- [What is needed] Copy out the listing that follows, exact in every word, and skip the images.

--- START OF Recorded information ---

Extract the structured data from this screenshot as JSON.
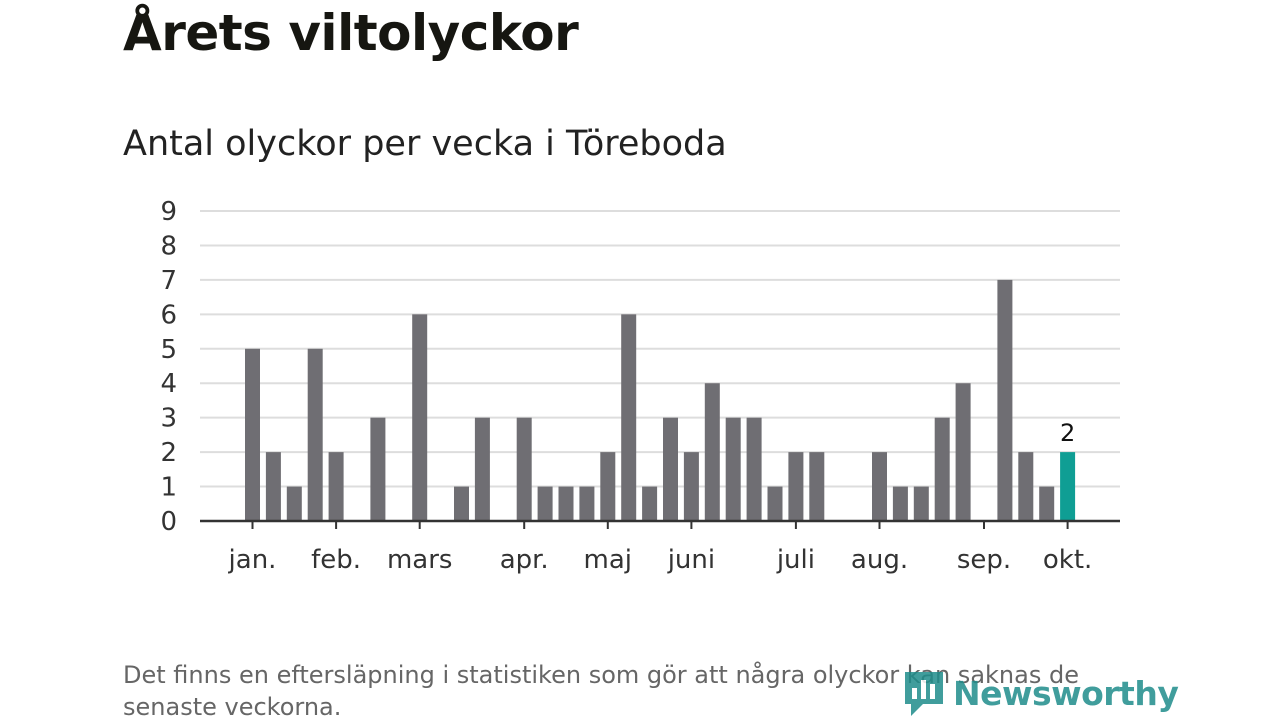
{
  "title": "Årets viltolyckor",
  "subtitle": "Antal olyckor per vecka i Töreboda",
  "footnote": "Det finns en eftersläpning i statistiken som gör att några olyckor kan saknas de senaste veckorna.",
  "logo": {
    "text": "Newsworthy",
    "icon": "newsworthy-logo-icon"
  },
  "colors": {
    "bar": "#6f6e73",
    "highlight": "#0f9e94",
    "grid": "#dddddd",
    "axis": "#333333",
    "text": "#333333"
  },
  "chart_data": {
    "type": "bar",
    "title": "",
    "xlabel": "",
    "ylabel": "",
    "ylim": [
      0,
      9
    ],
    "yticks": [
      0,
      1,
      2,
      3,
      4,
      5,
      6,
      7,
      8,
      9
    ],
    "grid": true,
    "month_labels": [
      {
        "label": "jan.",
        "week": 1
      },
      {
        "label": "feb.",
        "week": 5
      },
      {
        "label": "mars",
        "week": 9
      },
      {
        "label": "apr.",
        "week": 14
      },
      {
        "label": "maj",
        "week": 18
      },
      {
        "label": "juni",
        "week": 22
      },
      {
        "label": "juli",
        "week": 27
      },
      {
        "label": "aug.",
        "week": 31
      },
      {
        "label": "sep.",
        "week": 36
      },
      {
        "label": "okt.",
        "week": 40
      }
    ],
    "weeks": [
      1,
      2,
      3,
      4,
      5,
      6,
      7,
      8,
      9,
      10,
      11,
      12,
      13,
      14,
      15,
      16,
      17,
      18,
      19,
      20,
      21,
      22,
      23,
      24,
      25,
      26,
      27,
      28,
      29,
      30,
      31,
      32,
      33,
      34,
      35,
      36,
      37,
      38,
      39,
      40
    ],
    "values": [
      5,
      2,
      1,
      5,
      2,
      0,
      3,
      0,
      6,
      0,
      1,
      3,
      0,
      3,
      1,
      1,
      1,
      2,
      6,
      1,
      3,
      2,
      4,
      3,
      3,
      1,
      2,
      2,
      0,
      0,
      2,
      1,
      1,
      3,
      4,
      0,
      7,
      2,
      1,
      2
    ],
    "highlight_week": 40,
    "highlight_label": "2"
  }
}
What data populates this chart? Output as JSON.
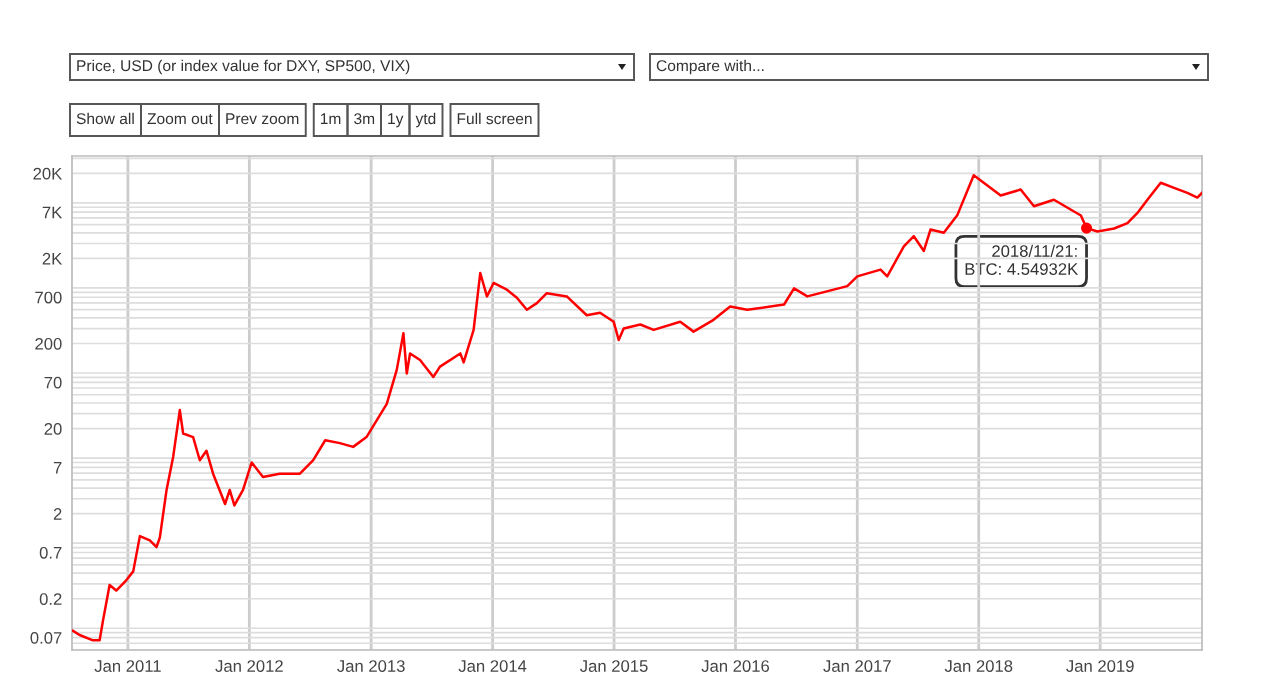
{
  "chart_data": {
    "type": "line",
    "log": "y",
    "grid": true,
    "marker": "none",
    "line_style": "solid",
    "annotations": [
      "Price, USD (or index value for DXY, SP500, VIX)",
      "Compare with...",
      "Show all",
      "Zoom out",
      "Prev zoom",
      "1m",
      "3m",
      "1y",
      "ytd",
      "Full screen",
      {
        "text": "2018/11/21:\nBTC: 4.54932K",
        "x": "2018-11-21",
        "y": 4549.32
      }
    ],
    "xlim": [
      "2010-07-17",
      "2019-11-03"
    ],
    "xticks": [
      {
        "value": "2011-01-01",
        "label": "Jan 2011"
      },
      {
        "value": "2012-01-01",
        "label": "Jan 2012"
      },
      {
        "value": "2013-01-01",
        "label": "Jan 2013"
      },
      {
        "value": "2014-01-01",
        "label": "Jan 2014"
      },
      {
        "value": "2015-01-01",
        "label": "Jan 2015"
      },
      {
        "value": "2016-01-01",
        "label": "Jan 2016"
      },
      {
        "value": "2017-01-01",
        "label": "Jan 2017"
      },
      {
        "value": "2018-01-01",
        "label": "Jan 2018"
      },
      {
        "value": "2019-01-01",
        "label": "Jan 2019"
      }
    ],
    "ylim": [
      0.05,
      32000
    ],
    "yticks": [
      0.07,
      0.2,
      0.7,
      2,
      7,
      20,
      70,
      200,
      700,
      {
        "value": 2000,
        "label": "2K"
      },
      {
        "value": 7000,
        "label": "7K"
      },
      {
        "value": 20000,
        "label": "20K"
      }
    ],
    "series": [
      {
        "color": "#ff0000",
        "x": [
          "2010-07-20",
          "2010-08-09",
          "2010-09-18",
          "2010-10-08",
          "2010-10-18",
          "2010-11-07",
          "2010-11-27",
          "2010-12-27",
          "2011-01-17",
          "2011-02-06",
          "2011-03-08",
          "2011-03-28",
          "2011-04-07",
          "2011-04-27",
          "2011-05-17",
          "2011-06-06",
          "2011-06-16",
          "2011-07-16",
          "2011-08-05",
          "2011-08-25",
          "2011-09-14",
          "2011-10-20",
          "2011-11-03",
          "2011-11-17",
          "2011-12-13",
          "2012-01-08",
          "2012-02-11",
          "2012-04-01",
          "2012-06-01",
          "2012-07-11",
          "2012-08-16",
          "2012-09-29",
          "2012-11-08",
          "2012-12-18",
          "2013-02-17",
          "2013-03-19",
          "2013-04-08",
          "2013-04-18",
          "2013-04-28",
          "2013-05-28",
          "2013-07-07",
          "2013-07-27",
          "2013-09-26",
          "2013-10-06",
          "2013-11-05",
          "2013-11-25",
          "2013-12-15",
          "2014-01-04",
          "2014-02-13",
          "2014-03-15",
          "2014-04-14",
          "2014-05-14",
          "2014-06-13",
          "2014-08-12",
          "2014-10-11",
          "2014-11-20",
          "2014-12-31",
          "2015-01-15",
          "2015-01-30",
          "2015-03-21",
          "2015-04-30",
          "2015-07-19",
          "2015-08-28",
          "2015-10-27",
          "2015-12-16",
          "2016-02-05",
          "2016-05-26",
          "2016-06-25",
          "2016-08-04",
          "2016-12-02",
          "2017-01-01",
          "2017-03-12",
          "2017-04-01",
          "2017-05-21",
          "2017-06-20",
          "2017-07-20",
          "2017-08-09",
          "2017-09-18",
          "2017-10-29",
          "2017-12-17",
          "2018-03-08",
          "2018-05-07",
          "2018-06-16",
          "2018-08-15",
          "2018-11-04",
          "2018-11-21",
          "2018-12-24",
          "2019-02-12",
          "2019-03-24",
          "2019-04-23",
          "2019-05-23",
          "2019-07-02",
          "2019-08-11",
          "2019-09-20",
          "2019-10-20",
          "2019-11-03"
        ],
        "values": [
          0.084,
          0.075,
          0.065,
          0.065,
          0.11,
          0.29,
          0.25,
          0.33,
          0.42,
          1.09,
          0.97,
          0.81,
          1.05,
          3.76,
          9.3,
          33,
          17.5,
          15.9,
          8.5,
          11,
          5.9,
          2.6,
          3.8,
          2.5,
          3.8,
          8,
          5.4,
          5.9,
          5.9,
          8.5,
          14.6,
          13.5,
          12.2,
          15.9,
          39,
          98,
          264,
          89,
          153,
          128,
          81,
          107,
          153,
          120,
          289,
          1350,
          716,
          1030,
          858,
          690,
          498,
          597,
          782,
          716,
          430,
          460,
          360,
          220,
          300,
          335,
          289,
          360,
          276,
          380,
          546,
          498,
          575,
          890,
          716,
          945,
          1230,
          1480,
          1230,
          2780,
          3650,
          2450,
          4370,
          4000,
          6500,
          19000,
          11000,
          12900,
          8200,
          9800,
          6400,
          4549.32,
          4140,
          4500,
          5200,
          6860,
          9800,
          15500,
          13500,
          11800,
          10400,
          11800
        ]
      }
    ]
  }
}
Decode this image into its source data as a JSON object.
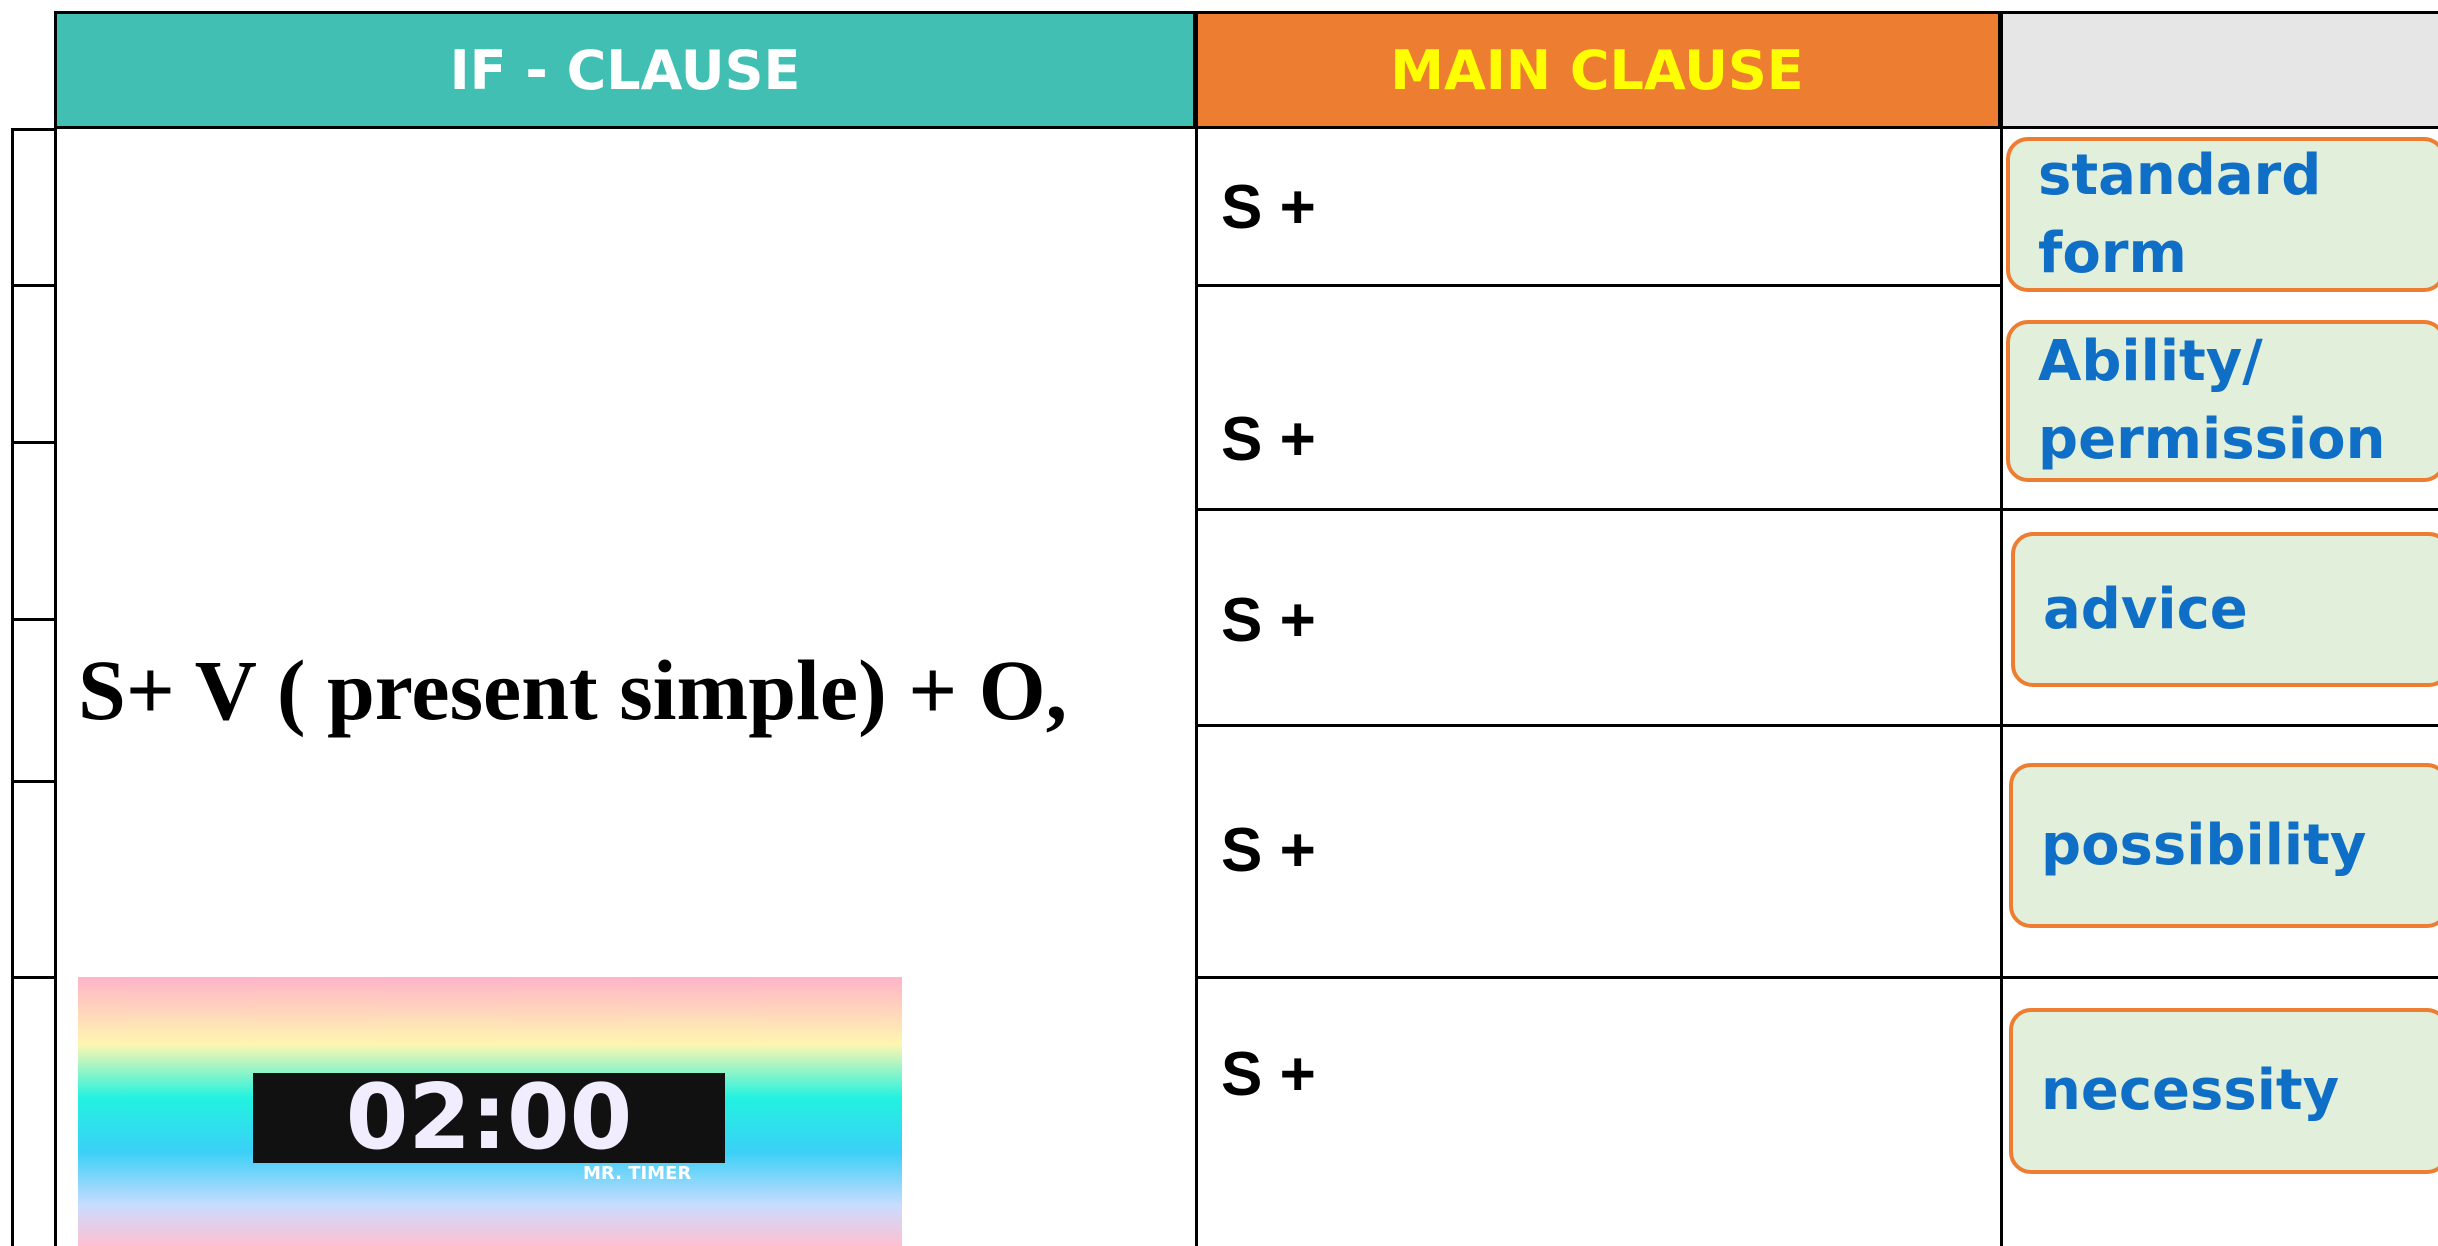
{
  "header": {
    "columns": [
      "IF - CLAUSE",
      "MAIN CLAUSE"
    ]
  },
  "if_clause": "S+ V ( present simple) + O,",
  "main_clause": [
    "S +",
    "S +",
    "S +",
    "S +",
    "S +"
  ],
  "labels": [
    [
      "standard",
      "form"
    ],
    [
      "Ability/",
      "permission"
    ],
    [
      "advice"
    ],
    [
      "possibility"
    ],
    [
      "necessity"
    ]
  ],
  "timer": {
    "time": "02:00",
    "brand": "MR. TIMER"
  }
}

--- END OF Recorded information ---

- [Task output]
Extract the structured data from this screenshot as JSON.
{
  "title": "Årets viltolyckor",
  "subtitle": "Antal olyckor per vecka i Töreboda",
  "footnote": "Det finns en eftersläpning i statistiken som gör att några olyckor kan saknas de senaste veckorna.",
  "logo": {
    "text": "Newsworthy",
    "icon": "newsworthy-logo-icon"
  },
  "colors": {
    "bar": "#6f6e73",
    "highlight": "#0f9e94",
    "grid": "#dddddd",
    "axis": "#333333",
    "text": "#333333"
  },
  "chart_data": {
    "type": "bar",
    "title": "",
    "xlabel": "",
    "ylabel": "",
    "ylim": [
      0,
      9
    ],
    "yticks": [
      0,
      1,
      2,
      3,
      4,
      5,
      6,
      7,
      8,
      9
    ],
    "grid": true,
    "month_labels": [
      {
        "label": "jan.",
        "week": 1
      },
      {
        "label": "feb.",
        "week": 5
      },
      {
        "label": "mars",
        "week": 9
      },
      {
        "label": "apr.",
        "week": 14
      },
      {
        "label": "maj",
        "week": 18
      },
      {
        "label": "juni",
        "week": 22
      },
      {
        "label": "juli",
        "week": 27
      },
      {
        "label": "aug.",
        "week": 31
      },
      {
        "label": "sep.",
        "week": 36
      },
      {
        "label": "okt.",
        "week": 40
      }
    ],
    "weeks": [
      1,
      2,
      3,
      4,
      5,
      6,
      7,
      8,
      9,
      10,
      11,
      12,
      13,
      14,
      15,
      16,
      17,
      18,
      19,
      20,
      21,
      22,
      23,
      24,
      25,
      26,
      27,
      28,
      29,
      30,
      31,
      32,
      33,
      34,
      35,
      36,
      37,
      38,
      39,
      40
    ],
    "values": [
      5,
      2,
      1,
      5,
      2,
      0,
      3,
      0,
      6,
      0,
      1,
      3,
      0,
      3,
      1,
      1,
      1,
      2,
      6,
      1,
      3,
      2,
      4,
      3,
      3,
      1,
      2,
      2,
      0,
      0,
      2,
      1,
      1,
      3,
      4,
      0,
      7,
      2,
      1,
      2
    ],
    "highlight_week": 40,
    "highlight_label": "2"
  }
}
What data populates this chart? Output as JSON.
{
  "chart_data": {
    "type": "line",
    "log": "y",
    "grid": true,
    "marker": "none",
    "line_style": "solid",
    "annotations": [
      "Price, USD (or index value for DXY, SP500, VIX)",
      "Compare with...",
      "Show all",
      "Zoom out",
      "Prev zoom",
      "1m",
      "3m",
      "1y",
      "ytd",
      "Full screen",
      {
        "text": "2018/11/21:\nBTC: 4.54932K",
        "x": "2018-11-21",
        "y": 4549.32
      }
    ],
    "xlim": [
      "2010-07-17",
      "2019-11-03"
    ],
    "xticks": [
      {
        "value": "2011-01-01",
        "label": "Jan 2011"
      },
      {
        "value": "2012-01-01",
        "label": "Jan 2012"
      },
      {
        "value": "2013-01-01",
        "label": "Jan 2013"
      },
      {
        "value": "2014-01-01",
        "label": "Jan 2014"
      },
      {
        "value": "2015-01-01",
        "label": "Jan 2015"
      },
      {
        "value": "2016-01-01",
        "label": "Jan 2016"
      },
      {
        "value": "2017-01-01",
        "label": "Jan 2017"
      },
      {
        "value": "2018-01-01",
        "label": "Jan 2018"
      },
      {
        "value": "2019-01-01",
        "label": "Jan 2019"
      }
    ],
    "ylim": [
      0.05,
      32000
    ],
    "yticks": [
      0.07,
      0.2,
      0.7,
      2,
      7,
      20,
      70,
      200,
      700,
      {
        "value": 2000,
        "label": "2K"
      },
      {
        "value": 7000,
        "label": "7K"
      },
      {
        "value": 20000,
        "label": "20K"
      }
    ],
    "series": [
      {
        "color": "#ff0000",
        "x": [
          "2010-07-20",
          "2010-08-09",
          "2010-09-18",
          "2010-10-08",
          "2010-10-18",
          "2010-11-07",
          "2010-11-27",
          "2010-12-27",
          "2011-01-17",
          "2011-02-06",
          "2011-03-08",
          "2011-03-28",
          "2011-04-07",
          "2011-04-27",
          "2011-05-17",
          "2011-06-06",
          "2011-06-16",
          "2011-07-16",
          "2011-08-05",
          "2011-08-25",
          "2011-09-14",
          "2011-10-20",
          "2011-11-03",
          "2011-11-17",
          "2011-12-13",
          "2012-01-08",
          "2012-02-11",
          "2012-04-01",
          "2012-06-01",
          "2012-07-11",
          "2012-08-16",
          "2012-09-29",
          "2012-11-08",
          "2012-12-18",
          "2013-02-17",
          "2013-03-19",
          "2013-04-08",
          "2013-04-18",
          "2013-04-28",
          "2013-05-28",
          "2013-07-07",
          "2013-07-27",
          "2013-09-26",
          "2013-10-06",
          "2013-11-05",
          "2013-11-25",
          "2013-12-15",
          "2014-01-04",
          "2014-02-13",
          "2014-03-15",
          "2014-04-14",
          "2014-05-14",
          "2014-06-13",
          "2014-08-12",
          "2014-10-11",
          "2014-11-20",
          "2014-12-31",
          "2015-01-15",
          "2015-01-30",
          "2015-03-21",
          "2015-04-30",
          "2015-07-19",
          "2015-08-28",
          "2015-10-27",
          "2015-12-16",
          "2016-02-05",
          "2016-05-26",
          "2016-06-25",
          "2016-08-04",
          "2016-12-02",
          "2017-01-01",
          "2017-03-12",
          "2017-04-01",
          "2017-05-21",
          "2017-06-20",
          "2017-07-20",
          "2017-08-09",
          "2017-09-18",
          "2017-10-29",
          "2017-12-17",
          "2018-03-08",
          "2018-05-07",
          "2018-06-16",
          "2018-08-15",
          "2018-11-04",
          "2018-11-21",
          "2018-12-24",
          "2019-02-12",
          "2019-03-24",
          "2019-04-23",
          "2019-05-23",
          "2019-07-02",
          "2019-08-11",
          "2019-09-20",
          "2019-10-20",
          "2019-11-03"
        ],
        "values": [
          0.084,
          0.075,
          0.065,
          0.065,
          0.11,
          0.29,
          0.25,
          0.33,
          0.42,
          1.09,
          0.97,
          0.81,
          1.05,
          3.76,
          9.3,
          33,
          17.5,
          15.9,
          8.5,
          11,
          5.9,
          2.6,
          3.8,
          2.5,
          3.8,
          8,
          5.4,
          5.9,
          5.9,
          8.5,
          14.6,
          13.5,
          12.2,
          15.9,
          39,
          98,
          264,
          89,
          153,
          128,
          81,
          107,
          153,
          120,
          289,
          1350,
          716,
          1030,
          858,
          690,
          498,
          597,
          782,
          716,
          430,
          460,
          360,
          220,
          300,
          335,
          289,
          360,
          276,
          380,
          546,
          498,
          575,
          890,
          716,
          945,
          1230,
          1480,
          1230,
          2780,
          3650,
          2450,
          4370,
          4000,
          6500,
          19000,
          11000,
          12900,
          8200,
          9800,
          6400,
          4549.32,
          4140,
          4500,
          5200,
          6860,
          9800,
          15500,
          13500,
          11800,
          10400,
          11800
        ]
      }
    ]
  }
}
Decode this image into its source data as a JSON object.
{
  "header": {
    "columns": [
      "IF - CLAUSE",
      "MAIN CLAUSE"
    ]
  },
  "if_clause": "S+ V ( present simple) + O,",
  "main_clause": [
    "S +",
    "S +",
    "S +",
    "S +",
    "S +"
  ],
  "labels": [
    [
      "standard",
      "form"
    ],
    [
      "Ability/",
      "permission"
    ],
    [
      "advice"
    ],
    [
      "possibility"
    ],
    [
      "necessity"
    ]
  ],
  "timer": {
    "time": "02:00",
    "brand": "MR. TIMER"
  }
}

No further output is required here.